Problem to work on >>
Using the listing below, extract each line that has the word "Current" in it.

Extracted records
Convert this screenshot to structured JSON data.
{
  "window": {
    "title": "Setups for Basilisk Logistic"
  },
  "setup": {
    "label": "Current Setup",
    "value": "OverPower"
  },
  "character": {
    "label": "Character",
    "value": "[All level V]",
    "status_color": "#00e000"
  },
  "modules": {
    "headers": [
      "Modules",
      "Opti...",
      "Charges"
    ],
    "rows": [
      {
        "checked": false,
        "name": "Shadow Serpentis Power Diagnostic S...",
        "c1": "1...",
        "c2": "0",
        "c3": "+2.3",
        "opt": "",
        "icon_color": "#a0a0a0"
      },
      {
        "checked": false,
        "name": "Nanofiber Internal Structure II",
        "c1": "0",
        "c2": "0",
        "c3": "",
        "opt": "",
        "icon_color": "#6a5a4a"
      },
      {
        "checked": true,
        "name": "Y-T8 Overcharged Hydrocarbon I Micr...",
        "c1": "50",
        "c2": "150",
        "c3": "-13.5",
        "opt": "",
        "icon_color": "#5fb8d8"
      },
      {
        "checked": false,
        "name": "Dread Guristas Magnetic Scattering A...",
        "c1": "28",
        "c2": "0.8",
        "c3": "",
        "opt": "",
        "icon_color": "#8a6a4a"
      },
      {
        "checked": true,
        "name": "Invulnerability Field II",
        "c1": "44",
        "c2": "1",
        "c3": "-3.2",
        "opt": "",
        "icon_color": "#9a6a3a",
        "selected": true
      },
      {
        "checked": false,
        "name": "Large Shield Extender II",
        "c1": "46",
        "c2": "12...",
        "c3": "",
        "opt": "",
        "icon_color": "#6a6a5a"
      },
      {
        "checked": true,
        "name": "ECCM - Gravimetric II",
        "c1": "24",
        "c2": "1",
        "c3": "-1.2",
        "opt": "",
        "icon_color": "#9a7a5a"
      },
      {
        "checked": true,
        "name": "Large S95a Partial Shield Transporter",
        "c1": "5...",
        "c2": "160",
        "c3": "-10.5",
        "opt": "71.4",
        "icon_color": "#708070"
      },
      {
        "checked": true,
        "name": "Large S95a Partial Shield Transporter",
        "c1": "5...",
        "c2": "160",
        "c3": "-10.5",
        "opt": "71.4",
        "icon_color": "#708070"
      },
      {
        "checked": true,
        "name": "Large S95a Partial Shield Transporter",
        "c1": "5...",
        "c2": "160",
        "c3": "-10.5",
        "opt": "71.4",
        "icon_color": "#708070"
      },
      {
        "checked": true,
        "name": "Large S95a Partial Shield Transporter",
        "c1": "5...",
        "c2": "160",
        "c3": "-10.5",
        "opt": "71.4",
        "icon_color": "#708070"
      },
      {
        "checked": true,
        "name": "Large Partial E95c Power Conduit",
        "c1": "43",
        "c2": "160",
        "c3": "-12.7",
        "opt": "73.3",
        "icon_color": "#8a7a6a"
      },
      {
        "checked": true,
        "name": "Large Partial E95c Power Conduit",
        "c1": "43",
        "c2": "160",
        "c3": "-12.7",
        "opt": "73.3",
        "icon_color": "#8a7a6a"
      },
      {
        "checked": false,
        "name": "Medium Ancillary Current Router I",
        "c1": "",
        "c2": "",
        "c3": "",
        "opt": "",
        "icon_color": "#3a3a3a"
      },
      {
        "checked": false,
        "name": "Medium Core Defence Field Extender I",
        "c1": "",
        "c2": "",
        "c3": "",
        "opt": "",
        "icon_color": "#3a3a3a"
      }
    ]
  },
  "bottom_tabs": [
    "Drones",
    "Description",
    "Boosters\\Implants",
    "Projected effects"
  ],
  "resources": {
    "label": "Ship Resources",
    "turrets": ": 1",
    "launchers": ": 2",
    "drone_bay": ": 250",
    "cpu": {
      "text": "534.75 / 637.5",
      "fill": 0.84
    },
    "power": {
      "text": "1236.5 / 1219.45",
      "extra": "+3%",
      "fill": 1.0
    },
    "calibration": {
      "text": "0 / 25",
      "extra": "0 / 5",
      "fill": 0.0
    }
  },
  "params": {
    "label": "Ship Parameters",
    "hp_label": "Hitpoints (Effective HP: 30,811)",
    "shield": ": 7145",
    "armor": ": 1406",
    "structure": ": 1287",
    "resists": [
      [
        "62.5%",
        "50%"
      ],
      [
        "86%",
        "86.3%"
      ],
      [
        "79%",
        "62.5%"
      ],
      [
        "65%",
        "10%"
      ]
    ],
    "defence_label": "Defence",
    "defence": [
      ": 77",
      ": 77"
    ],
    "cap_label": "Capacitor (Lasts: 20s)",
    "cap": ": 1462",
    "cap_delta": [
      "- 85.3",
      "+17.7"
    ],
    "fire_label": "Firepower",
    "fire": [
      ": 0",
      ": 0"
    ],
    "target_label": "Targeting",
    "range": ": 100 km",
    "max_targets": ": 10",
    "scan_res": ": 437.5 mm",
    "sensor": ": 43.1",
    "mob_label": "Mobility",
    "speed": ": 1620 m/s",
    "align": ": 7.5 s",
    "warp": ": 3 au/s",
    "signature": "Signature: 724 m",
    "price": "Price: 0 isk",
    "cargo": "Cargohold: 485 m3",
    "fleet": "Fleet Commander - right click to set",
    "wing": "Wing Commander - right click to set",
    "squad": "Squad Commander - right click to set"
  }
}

Result below >>
    "label": "Current Setup",
        "name": "Medium Ancillary Current Router I",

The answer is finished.